### Listing ###
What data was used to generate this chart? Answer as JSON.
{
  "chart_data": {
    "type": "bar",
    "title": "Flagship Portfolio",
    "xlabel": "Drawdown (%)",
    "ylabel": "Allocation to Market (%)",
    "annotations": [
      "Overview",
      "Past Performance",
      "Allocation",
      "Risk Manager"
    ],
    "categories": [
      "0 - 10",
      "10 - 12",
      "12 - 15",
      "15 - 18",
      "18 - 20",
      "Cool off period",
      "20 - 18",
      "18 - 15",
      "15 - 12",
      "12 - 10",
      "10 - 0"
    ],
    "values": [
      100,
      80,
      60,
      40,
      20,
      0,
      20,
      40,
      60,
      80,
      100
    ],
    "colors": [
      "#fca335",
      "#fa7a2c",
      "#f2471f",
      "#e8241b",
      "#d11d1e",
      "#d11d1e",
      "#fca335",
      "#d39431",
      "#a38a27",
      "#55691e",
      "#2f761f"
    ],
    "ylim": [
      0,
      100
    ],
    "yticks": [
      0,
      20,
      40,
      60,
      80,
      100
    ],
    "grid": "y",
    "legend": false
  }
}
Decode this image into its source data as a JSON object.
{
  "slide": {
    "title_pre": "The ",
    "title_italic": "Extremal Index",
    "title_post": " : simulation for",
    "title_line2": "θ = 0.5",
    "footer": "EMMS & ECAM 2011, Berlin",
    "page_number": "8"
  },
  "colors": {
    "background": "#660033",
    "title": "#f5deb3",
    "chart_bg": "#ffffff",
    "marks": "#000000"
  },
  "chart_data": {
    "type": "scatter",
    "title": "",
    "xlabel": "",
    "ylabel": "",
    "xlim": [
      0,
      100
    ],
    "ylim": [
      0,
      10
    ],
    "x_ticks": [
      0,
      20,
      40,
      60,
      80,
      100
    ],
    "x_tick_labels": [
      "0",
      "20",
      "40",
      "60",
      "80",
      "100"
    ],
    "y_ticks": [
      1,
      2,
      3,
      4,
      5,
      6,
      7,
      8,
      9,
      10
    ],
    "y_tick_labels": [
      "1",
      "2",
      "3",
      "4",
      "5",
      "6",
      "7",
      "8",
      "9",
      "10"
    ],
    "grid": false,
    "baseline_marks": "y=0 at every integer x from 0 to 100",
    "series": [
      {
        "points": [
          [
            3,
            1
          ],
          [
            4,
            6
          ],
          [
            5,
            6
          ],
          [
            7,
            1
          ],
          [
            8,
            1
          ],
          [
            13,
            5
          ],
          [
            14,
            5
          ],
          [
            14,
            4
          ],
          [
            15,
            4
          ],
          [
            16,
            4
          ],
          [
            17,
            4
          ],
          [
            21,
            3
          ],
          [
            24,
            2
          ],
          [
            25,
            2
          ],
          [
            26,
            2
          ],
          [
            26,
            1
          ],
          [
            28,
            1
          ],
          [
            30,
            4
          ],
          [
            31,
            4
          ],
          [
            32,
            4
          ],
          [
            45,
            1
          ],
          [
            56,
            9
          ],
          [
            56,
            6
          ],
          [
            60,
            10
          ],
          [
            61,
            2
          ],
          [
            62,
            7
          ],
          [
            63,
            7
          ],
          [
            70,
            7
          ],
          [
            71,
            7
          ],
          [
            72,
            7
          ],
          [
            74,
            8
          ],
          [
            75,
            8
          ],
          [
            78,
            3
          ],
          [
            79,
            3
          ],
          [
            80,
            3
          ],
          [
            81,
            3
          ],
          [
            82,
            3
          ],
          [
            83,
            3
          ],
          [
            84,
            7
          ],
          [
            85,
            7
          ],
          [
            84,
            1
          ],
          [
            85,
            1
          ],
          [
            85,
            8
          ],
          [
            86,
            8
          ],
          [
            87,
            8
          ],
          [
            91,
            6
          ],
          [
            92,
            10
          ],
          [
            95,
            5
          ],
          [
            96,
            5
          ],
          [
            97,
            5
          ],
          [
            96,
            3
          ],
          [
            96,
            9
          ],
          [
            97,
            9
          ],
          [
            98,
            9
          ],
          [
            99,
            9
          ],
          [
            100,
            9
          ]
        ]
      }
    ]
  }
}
###
Set task:
Copy every line of the records word for word.

Solution for this problem:
What data was used to generate this chart? Answer as JSON.
{
  "chart_data": {
    "type": "bar",
    "title": "Flagship Portfolio",
    "xlabel": "Drawdown (%)",
    "ylabel": "Allocation to Market (%)",
    "annotations": [
      "Overview",
      "Past Performance",
      "Allocation",
      "Risk Manager"
    ],
    "categories": [
      "0 - 10",
      "10 - 12",
      "12 - 15",
      "15 - 18",
      "18 - 20",
      "Cool off period",
      "20 - 18",
      "18 - 15",
      "15 - 12",
      "12 - 10",
      "10 - 0"
    ],
    "values": [
      100,
      80,
      60,
      40,
      20,
      0,
      20,
      40,
      60,
      80,
      100
    ],
    "colors": [
      "#fca335",
      "#fa7a2c",
      "#f2471f",
      "#e8241b",
      "#d11d1e",
      "#d11d1e",
      "#fca335",
      "#d39431",
      "#a38a27",
      "#55691e",
      "#2f761f"
    ],
    "ylim": [
      0,
      100
    ],
    "yticks": [
      0,
      20,
      40,
      60,
      80,
      100
    ],
    "grid": "y",
    "legend": false
  }
}
Decode this image into its source data as a JSON object.
{
  "slide": {
    "title_pre": "The ",
    "title_italic": "Extremal Index",
    "title_post": " : simulation for",
    "title_line2": "θ = 0.5",
    "footer": "EMMS & ECAM 2011, Berlin",
    "page_number": "8"
  },
  "colors": {
    "background": "#660033",
    "title": "#f5deb3",
    "chart_bg": "#ffffff",
    "marks": "#000000"
  },
  "chart_data": {
    "type": "scatter",
    "title": "",
    "xlabel": "",
    "ylabel": "",
    "xlim": [
      0,
      100
    ],
    "ylim": [
      0,
      10
    ],
    "x_ticks": [
      0,
      20,
      40,
      60,
      80,
      100
    ],
    "x_tick_labels": [
      "0",
      "20",
      "40",
      "60",
      "80",
      "100"
    ],
    "y_ticks": [
      1,
      2,
      3,
      4,
      5,
      6,
      7,
      8,
      9,
      10
    ],
    "y_tick_labels": [
      "1",
      "2",
      "3",
      "4",
      "5",
      "6",
      "7",
      "8",
      "9",
      "10"
    ],
    "grid": false,
    "baseline_marks": "y=0 at every integer x from 0 to 100",
    "series": [
      {
        "points": [
          [
            3,
            1
          ],
          [
            4,
            6
          ],
          [
            5,
            6
          ],
          [
            7,
            1
          ],
          [
            8,
            1
          ],
          [
            13,
            5
          ],
          [
            14,
            5
          ],
          [
            14,
            4
          ],
          [
            15,
            4
          ],
          [
            16,
            4
          ],
          [
            17,
            4
          ],
          [
            21,
            3
          ],
          [
            24,
            2
          ],
          [
            25,
            2
          ],
          [
            26,
            2
          ],
          [
            26,
            1
          ],
          [
            28,
            1
          ],
          [
            30,
            4
          ],
          [
            31,
            4
          ],
          [
            32,
            4
          ],
          [
            45,
            1
          ],
          [
            56,
            9
          ],
          [
            56,
            6
          ],
          [
            60,
            10
          ],
          [
            61,
            2
          ],
          [
            62,
            7
          ],
          [
            63,
            7
          ],
          [
            70,
            7
          ],
          [
            71,
            7
          ],
          [
            72,
            7
          ],
          [
            74,
            8
          ],
          [
            75,
            8
          ],
          [
            78,
            3
          ],
          [
            79,
            3
          ],
          [
            80,
            3
          ],
          [
            81,
            3
          ],
          [
            82,
            3
          ],
          [
            83,
            3
          ],
          [
            84,
            7
          ],
          [
            85,
            7
          ],
          [
            84,
            1
          ],
          [
            85,
            1
          ],
          [
            85,
            8
          ],
          [
            86,
            8
          ],
          [
            87,
            8
          ],
          [
            91,
            6
          ],
          [
            92,
            10
          ],
          [
            95,
            5
          ],
          [
            96,
            5
          ],
          [
            97,
            5
          ],
          [
            96,
            3
          ],
          [
            96,
            9
          ],
          [
            97,
            9
          ],
          [
            98,
            9
          ],
          [
            99,
            9
          ],
          [
            100,
            9
          ]
        ]
      }
    ]
  }
}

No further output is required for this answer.